--- Start of GIVEN DATA ---

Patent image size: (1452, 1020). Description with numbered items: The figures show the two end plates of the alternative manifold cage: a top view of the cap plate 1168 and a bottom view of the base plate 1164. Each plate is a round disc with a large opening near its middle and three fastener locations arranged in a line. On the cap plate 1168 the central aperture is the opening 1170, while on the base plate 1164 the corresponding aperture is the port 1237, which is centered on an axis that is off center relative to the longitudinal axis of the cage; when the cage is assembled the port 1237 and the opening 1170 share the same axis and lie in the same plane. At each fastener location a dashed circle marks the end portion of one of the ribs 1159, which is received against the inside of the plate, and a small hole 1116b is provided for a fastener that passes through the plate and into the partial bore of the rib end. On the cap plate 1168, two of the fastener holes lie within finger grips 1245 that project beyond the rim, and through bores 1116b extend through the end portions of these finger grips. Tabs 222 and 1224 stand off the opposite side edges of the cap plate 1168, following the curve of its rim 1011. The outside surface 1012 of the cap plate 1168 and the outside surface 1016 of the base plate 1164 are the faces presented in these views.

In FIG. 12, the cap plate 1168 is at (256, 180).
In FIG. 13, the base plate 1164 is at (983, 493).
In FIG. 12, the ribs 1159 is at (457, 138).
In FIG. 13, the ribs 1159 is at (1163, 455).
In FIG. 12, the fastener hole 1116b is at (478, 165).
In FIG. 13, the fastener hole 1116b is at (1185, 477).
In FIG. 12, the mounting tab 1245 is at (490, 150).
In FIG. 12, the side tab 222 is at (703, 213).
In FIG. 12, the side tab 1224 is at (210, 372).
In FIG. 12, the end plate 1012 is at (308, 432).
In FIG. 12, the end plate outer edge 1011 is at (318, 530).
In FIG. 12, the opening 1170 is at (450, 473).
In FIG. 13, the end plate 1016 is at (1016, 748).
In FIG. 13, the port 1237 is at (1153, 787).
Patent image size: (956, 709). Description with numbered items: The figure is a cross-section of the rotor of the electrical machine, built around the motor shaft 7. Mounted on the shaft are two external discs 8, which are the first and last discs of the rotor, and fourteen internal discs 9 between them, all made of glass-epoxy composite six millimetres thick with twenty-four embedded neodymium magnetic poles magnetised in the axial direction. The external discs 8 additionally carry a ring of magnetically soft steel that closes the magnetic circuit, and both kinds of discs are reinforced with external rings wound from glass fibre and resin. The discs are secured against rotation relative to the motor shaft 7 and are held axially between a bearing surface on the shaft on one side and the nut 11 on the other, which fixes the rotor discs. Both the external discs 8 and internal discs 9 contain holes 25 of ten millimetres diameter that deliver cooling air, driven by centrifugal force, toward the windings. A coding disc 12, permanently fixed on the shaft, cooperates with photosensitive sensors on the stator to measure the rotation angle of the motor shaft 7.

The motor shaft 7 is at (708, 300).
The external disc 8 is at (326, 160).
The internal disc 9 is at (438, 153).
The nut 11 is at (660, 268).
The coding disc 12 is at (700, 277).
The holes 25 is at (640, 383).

--- End of GIVEN DATA ---

**WHAT YOU HAVE TO DO**
Reproduce these lines verbatim, covering every one of the items.

**WRITTEN ANSWER**
Patent image size: (1452, 1020). Description with numbered items: The figures show the two end plates of the alternative manifold cage: a top view of the cap plate 1168 and a bottom view of the base plate 1164. Each plate is a round disc with a large opening near its middle and three fastener locations arranged in a line. On the cap plate 1168 the central aperture is the opening 1170, while on the base plate 1164 the corresponding aperture is the port 1237, which is centered on an axis that is off center relative to the longitudinal axis of the cage; when the cage is assembled the port 1237 and the opening 1170 share the same axis and lie in the same plane. At each fastener location a dashed circle marks the end portion of one of the ribs 1159, which is received against the inside of the plate, and a small hole 1116b is provided for a fastener that passes through the plate and into the partial bore of the rib end. On the cap plate 1168, two of the fastener holes lie within finger grips 1245 that project beyond the rim, and through bores 1116b extend through the end portions of these finger grips. Tabs 222 and 1224 stand off the opposite side edges of the cap plate 1168, following the curve of its rim 1011. The outside surface 1012 of the cap plate 1168 and the outside surface 1016 of the base plate 1164 are the faces presented in these views.

In FIG. 12, the cap plate 1168 is at (256, 180).
In FIG. 13, the base plate 1164 is at (983, 493).
In FIG. 12, the ribs 1159 is at (457, 138).
In FIG. 13, the ribs 1159 is at (1163, 455).
In FIG. 12, the fastener hole 1116b is at (478, 165).
In FIG. 13, the fastener hole 1116b is at (1185, 477).
In FIG. 12, the mounting tab 1245 is at (490, 150).
In FIG. 12, the side tab 222 is at (703, 213).
In FIG. 12, the side tab 1224 is at (210, 372).
In FIG. 12, the end plate 1012 is at (308, 432).
In FIG. 12, the end plate outer edge 1011 is at (318, 530).
In FIG. 12, the opening 1170 is at (450, 473).
In FIG. 13, the end plate 1016 is at (1016, 748).
In FIG. 13, the port 1237 is at (1153, 787).
Patent image size: (956, 709). Description with numbered items: The figure is a cross-section of the rotor of the electrical machine, built around the motor shaft 7. Mounted on the shaft are two external discs 8, which are the first and last discs of the rotor, and fourteen internal discs 9 between them, all made of glass-epoxy composite six millimetres thick with twenty-four embedded neodymium magnetic poles magnetised in the axial direction. The external discs 8 additionally carry a ring of magnetically soft steel that closes the magnetic circuit, and both kinds of discs are reinforced with external rings wound from glass fibre and resin. The discs are secured against rotation relative to the motor shaft 7 and are held axially between a bearing surface on the shaft on one side and the nut 11 on the other, which fixes the rotor discs. Both the external discs 8 and internal discs 9 contain holes 25 of ten millimetres diameter that deliver cooling air, driven by centrifugal force, toward the windings. A coding disc 12, permanently fixed on the shaft, cooperates with photosensitive sensors on the stator to measure the rotation angle of the motor shaft 7.

The motor shaft 7 is at (708, 300).
The external disc 8 is at (326, 160).
The internal disc 9 is at (438, 153).
The nut 11 is at (660, 268).
The coding disc 12 is at (700, 277).
The holes 25 is at (640, 383).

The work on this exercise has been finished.